### Stored records

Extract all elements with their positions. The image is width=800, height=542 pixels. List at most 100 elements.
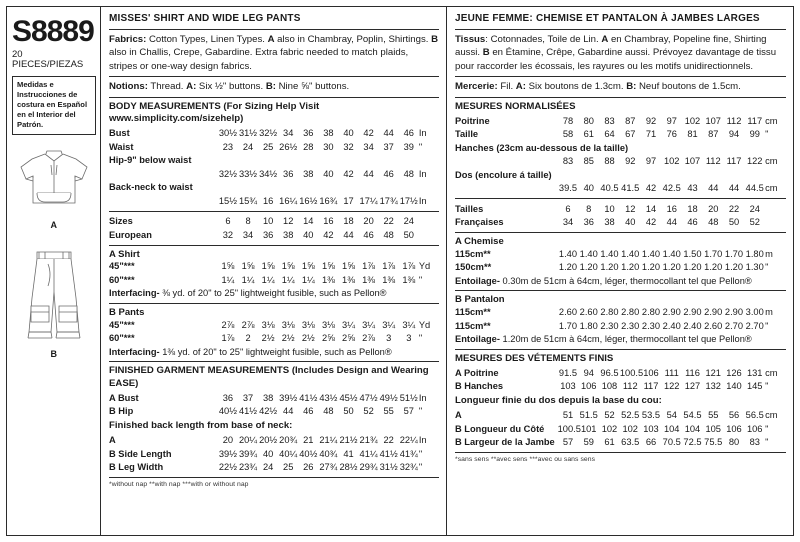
measurement-label: A Poitrine [455, 368, 499, 378]
figure-a: A [15, 145, 93, 246]
measurement-value: 1⅝ [342, 261, 355, 272]
measurement-value: 59 [583, 437, 594, 448]
measurement-value: 2.60 [558, 307, 578, 318]
measurement-value: 30½ [218, 128, 237, 139]
measurement-value: 1.20 [724, 262, 744, 273]
measurement-row: 32½ 33½ 34½ 36 38 40 42 44 46 48 In [109, 167, 439, 180]
measurement-value: 76 [666, 129, 677, 140]
measurement-row: 45"*** 1⅝ 1⅝ 1⅝ 1⅝ 1⅝ 1⅝ 1⅝ 1⅞ 1⅞ 1⅞ Yd [109, 260, 439, 273]
measurement-value: 106 [580, 381, 597, 392]
measurement-value: 29¾ [359, 462, 378, 473]
measurement-value: 2⅝ [342, 333, 355, 343]
measurement-value: 34 [562, 217, 574, 228]
fabrics-view-b: B [431, 33, 439, 45]
measurement-value: 100.5 [557, 423, 581, 434]
measurement-unit: cm [765, 116, 778, 126]
measurement-value: 127 [684, 381, 701, 392]
french-column: JEUNE FEMME: CHEMISE ET PANTALON À JAMBE… [447, 7, 793, 535]
measurement-label: 150cm** [455, 262, 492, 273]
measurement-value: 122 [746, 156, 763, 167]
measurement-label: 60"*** [109, 274, 135, 285]
measurement-value: 85 [583, 156, 594, 167]
measurement-value: 1⅜ [382, 274, 396, 285]
measurement-label: Waist [109, 141, 134, 152]
measurement-value: 1.20 [704, 262, 723, 273]
measurement-value: 41 [343, 448, 354, 459]
measurement-value: 36 [583, 217, 594, 228]
measurement-value: 40 [303, 229, 314, 240]
measurement-row: Tailles 6 8 10 12 14 16 18 20 22 24 [455, 202, 786, 215]
notions-view-a: A: [515, 81, 526, 93]
measurement-value: 54 [666, 410, 677, 421]
measurement-value: 117 [726, 156, 742, 167]
measurement-value: 87 [625, 116, 636, 126]
french-back-length-rows: A 51 51.5 52 52.5 53.5 54 54.5 55 56 56.5 cm B Longu… [455, 409, 786, 449]
measurement-value: 61 [583, 129, 594, 140]
divider [455, 96, 786, 98]
content-columns: MISSES' SHIRT AND WIDE LEG PANTS Fabrics… [101, 7, 793, 535]
measurement-unit [765, 202, 786, 215]
measurement-value: 1.40 [621, 248, 640, 259]
measurement-value: 15½ [218, 195, 237, 206]
measurement-value: 38 [323, 128, 334, 139]
measurement-value: 48 [383, 229, 394, 240]
divider [109, 477, 439, 479]
measurement-row-label: Hanches (23cm au-dessous de la taille) [455, 141, 786, 154]
interfacing-b-label: Entoilage- [455, 334, 500, 345]
measurement-value: 1¼ [261, 274, 275, 285]
measurement-value: 40¾ [319, 448, 338, 459]
measurement-value: 25 [283, 462, 294, 473]
measurement-value: 40.5 [600, 183, 619, 194]
measurement-value: 25 [262, 141, 274, 152]
measurement-value: 10 [262, 216, 274, 227]
interfacing-a-label: Interfacing- [109, 288, 160, 299]
english-fabric-a-table: 45"*** 1⅝ 1⅝ 1⅝ 1⅝ 1⅝ 1⅝ 1⅝ 1⅞ 1⅞ 1⅞ Yd 60"*** 1¼ 1¼ 1¼… [109, 260, 439, 287]
divider [455, 28, 786, 30]
measurement-value: 52 [749, 217, 760, 228]
french-interfacing-a: Entoilage- 0.30m de 51cm à 64cm, léger, … [455, 275, 786, 288]
notions-text-2: Six boutons de 1.3cm. [525, 81, 627, 93]
measurement-row: A 51 51.5 52 52.5 53.5 54 54.5 55 56 56.5 cm [455, 409, 786, 422]
notions-text-1: Thread. [147, 81, 187, 93]
french-back-length-head: Longueur finie du dos depuis la base du … [455, 395, 662, 407]
measurement-value: 31½ [379, 462, 398, 473]
measurement-value: 1.40 [558, 248, 578, 259]
measurement-value: 2⅝ [321, 333, 335, 343]
measurement-row: B Leg Width 22½ 23¾ 24 25 26 27¾ 28½ 29¾ 31½ 32¾ " [109, 461, 439, 474]
measurement-label: Françaises [455, 217, 504, 228]
measurement-row: B Largeur de la Jambe 57 59 61 63.5 66 70.5 72.… [455, 436, 786, 449]
measurement-value: 41¼ [359, 448, 378, 459]
english-column: MISSES' SHIRT AND WIDE LEG PANTS Fabrics… [101, 7, 447, 535]
measurement-row: 83 85 88 92 97 102 107 112 117 122 cm [455, 155, 786, 168]
measurement-row: 60"*** 1¼ 1¼ 1¼ 1¼ 1¼ 1⅜ 1⅜ 1⅜ 1⅜ 1⅜ " [109, 273, 439, 286]
measurement-unit [419, 215, 439, 228]
measurement-value: 117 [643, 381, 659, 392]
measurement-value: 44 [283, 406, 294, 417]
measurement-label: Hanches (23cm au-dessous de la taille) [455, 142, 629, 153]
measurement-value: 106 [746, 423, 763, 434]
english-back-length-head: Finished back length from base of neck: [109, 420, 293, 432]
measurement-value: 104 [663, 423, 680, 434]
measurement-value: 2⅞ [241, 319, 255, 330]
measurement-label [455, 182, 558, 195]
measurement-value: 44 [728, 183, 740, 194]
measurement-value: 70.5 [662, 437, 681, 448]
measurement-value: 20¼ [238, 435, 258, 446]
measurement-unit: " [765, 423, 769, 434]
figure-b: B [15, 246, 93, 375]
measurement-value: 52 [604, 410, 615, 421]
measurement-value: 3⅛ [301, 319, 315, 330]
measurement-label: 60"*** [109, 333, 135, 343]
measurement-value: 16½ [299, 195, 318, 206]
measurement-row: 115cm** 1.70 1.80 2.30 2.30 2.30 2.40 2.40 2.60 2… [455, 319, 786, 332]
measurement-value: 52 [363, 406, 374, 417]
measurement-label: A Bust [109, 392, 139, 403]
measurement-value: 106 [726, 423, 742, 434]
measurement-unit: Yd [418, 261, 431, 272]
measurement-value: 38 [262, 392, 274, 403]
measurement-value: 78 [562, 116, 574, 126]
measurement-value: 20 [222, 435, 234, 446]
measurement-row: Poitrine 78 80 83 87 92 97 102 107 112 117 cm [455, 114, 786, 127]
measurement-label: Poitrine [455, 116, 490, 126]
notions-view-a: A: [186, 81, 197, 93]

### Written exercise
Could you reproduce the lines of the records starting at the one containing "measurement-label: A Poitrine" and ending at the one containing "measurement-value: 76 [666, 129, 677, 140]", substituting "size-value" for "measurement-value" and leaving everything else as it is? Give only those lines.

### Solution to the exercise
measurement-label: A Poitrine [455, 368, 499, 378]
figure-a: A [15, 145, 93, 246]
size-value: 1⅝ [342, 261, 355, 272]
size-value: 59 [583, 437, 594, 448]
size-value: 2.60 [558, 307, 578, 318]
size-value: 30½ [218, 128, 237, 139]
size-value: 1.20 [724, 262, 744, 273]
measurement-row: 32½ 33½ 34½ 36 38 40 42 44 46 48 In [109, 167, 439, 180]
size-value: 76 [666, 129, 677, 140]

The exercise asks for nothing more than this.